Annotated element entries -
※
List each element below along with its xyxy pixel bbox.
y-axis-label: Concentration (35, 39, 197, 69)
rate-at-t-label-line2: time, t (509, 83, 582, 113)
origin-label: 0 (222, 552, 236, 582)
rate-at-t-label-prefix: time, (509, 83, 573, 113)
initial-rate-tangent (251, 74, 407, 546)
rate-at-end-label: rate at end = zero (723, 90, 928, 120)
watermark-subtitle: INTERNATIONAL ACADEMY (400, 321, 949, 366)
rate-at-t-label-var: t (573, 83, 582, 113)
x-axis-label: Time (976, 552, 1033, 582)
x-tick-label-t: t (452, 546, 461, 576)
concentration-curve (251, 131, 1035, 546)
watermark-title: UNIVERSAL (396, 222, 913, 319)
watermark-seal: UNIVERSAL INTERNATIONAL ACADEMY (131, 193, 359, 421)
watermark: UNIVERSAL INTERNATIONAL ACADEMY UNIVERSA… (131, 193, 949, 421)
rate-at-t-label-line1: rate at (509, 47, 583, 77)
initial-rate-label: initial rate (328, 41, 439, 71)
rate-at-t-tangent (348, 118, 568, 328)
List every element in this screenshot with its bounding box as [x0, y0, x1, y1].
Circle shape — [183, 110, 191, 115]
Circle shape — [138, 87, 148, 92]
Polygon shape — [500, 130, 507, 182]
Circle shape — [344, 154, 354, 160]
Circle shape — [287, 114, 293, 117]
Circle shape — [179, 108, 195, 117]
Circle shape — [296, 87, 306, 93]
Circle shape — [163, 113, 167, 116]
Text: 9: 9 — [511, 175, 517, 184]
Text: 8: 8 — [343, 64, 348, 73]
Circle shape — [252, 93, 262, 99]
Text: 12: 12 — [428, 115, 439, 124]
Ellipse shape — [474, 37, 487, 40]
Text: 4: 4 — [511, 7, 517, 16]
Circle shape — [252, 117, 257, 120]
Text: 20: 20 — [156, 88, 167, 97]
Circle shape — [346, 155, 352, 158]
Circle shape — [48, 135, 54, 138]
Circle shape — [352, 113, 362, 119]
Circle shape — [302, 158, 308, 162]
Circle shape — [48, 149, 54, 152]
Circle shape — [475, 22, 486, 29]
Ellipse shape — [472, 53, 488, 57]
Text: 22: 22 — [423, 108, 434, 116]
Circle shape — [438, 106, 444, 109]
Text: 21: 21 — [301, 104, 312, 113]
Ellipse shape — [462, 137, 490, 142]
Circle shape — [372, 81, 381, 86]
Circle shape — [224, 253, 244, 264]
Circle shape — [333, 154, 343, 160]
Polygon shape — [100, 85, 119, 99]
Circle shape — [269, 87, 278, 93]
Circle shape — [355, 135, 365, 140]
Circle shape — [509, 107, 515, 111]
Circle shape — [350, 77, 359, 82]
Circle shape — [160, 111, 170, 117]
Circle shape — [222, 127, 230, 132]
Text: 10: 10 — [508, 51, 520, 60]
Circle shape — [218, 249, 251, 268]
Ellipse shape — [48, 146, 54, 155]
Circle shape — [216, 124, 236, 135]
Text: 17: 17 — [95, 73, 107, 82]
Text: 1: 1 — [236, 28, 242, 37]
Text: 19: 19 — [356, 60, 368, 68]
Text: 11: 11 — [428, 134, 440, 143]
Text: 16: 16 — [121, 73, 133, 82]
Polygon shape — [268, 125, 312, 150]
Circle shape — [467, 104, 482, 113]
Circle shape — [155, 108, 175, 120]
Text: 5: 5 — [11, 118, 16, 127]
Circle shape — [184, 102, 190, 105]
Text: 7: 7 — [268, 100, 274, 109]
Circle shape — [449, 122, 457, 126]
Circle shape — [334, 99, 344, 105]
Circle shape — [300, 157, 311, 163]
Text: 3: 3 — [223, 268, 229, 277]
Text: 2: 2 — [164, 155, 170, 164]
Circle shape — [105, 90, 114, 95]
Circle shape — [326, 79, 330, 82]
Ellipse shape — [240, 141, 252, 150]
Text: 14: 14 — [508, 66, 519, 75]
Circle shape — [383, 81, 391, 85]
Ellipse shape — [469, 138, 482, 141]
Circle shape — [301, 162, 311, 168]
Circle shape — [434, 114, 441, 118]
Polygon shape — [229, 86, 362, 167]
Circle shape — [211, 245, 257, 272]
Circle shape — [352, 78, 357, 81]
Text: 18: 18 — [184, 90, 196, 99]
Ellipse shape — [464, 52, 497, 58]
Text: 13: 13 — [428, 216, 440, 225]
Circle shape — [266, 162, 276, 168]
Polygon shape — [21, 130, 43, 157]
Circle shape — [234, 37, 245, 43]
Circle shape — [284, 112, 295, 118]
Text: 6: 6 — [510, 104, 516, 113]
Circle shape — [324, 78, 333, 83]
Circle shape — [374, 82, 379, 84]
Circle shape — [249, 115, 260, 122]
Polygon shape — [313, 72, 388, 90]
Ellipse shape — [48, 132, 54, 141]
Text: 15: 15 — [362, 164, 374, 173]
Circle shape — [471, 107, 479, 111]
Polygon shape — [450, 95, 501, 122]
※
Work to be completed - Starting at the first line of the data and ending at the line containing "Circle shape — [333, 154, 343, 160]", with both of those lines included, arrange every line as a string in a JSON list, one string per line, and leave out blank lines.

Exercise result -
[
  "List each element below along with its xyxy pixel bbox.",
  "y-axis-label: Concentration (35, 39, 197, 69)",
  "rate-at-t-label-line2: time, t (509, 83, 582, 113)",
  "origin-label: 0 (222, 552, 236, 582)",
  "rate-at-t-label-prefix: time, (509, 83, 573, 113)",
  "initial-rate-tangent (251, 74, 407, 546)",
  "rate-at-end-label: rate at end = zero (723, 90, 928, 120)",
  "watermark-subtitle: INTERNATIONAL ACADEMY (400, 321, 949, 366)",
  "rate-at-t-label-var: t (573, 83, 582, 113)",
  "x-axis-label: Time (976, 552, 1033, 582)",
  "x-tick-label-t: t (452, 546, 461, 576)",
  "concentration-curve (251, 131, 1035, 546)",
  "watermark-title: UNIVERSAL (396, 222, 913, 319)",
  "watermark-seal: UNIVERSAL INTERNATIONAL ACADEMY (131, 193, 359, 421)",
  "watermark: UNIVERSAL INTERNATIONAL ACADEMY UNIVERSA… (131, 193, 949, 421)",
  "rate-at-t-label-line1: rate at (509, 47, 583, 77)",
  "initial-rate-label: initial rate (328, 41, 439, 71)",
  "rate-at-t-tangent (348, 118, 568, 328)",
  "List every element in this screenshot with its bounding box as [x0, y0, x1, y1].",
  "Circle shape — [183, 110, 191, 115]",
  "Circle shape — [138, 87, 148, 92]",
  "Polygon shape — [500, 130, 507, 182]",
  "Circle shape — [344, 154, 354, 160]",
  "Circle shape — [287, 114, 293, 117]",
  "Circle shape — [179, 108, 195, 117]",
  "Circle shape — [296, 87, 306, 93]",
  "Circle shape — [163, 113, 167, 116]",
  "Text: 9: 9 — [511, 175, 517, 184]",
  "Text: 8: 8 — [343, 64, 348, 73]",
  "Circle shape — [252, 93, 262, 99]",
  "Text: 12: 12 — [428, 115, 439, 124]",
  "Ellipse shape — [474, 37, 487, 40]",
  "Text: 4: 4 — [511, 7, 517, 16]",
  "Circle shape — [252, 117, 257, 120]",
  "Text: 20: 20 — [156, 88, 167, 97]",
  "Circle shape — [346, 155, 352, 158]",
  "Circle shape — [48, 135, 54, 138]",
  "Circle shape — [352, 113, 362, 119]",
  "Circle shape — [302, 158, 308, 162]",
  "Circle shape — [48, 149, 54, 152]",
  "Circle shape — [475, 22, 486, 29]",
  "Ellipse shape — [472, 53, 488, 57]",
  "Text: 22: 22 — [423, 108, 434, 116]",
  "Circle shape — [438, 106, 444, 109]",
  "Text: 21: 21 — [301, 104, 312, 113]",
  "Ellipse shape — [462, 137, 490, 142]",
  "Circle shape — [372, 81, 381, 86]",
  "Circle shape — [224, 253, 244, 264]",
  "Circle shape — [333, 154, 343, 160]"
]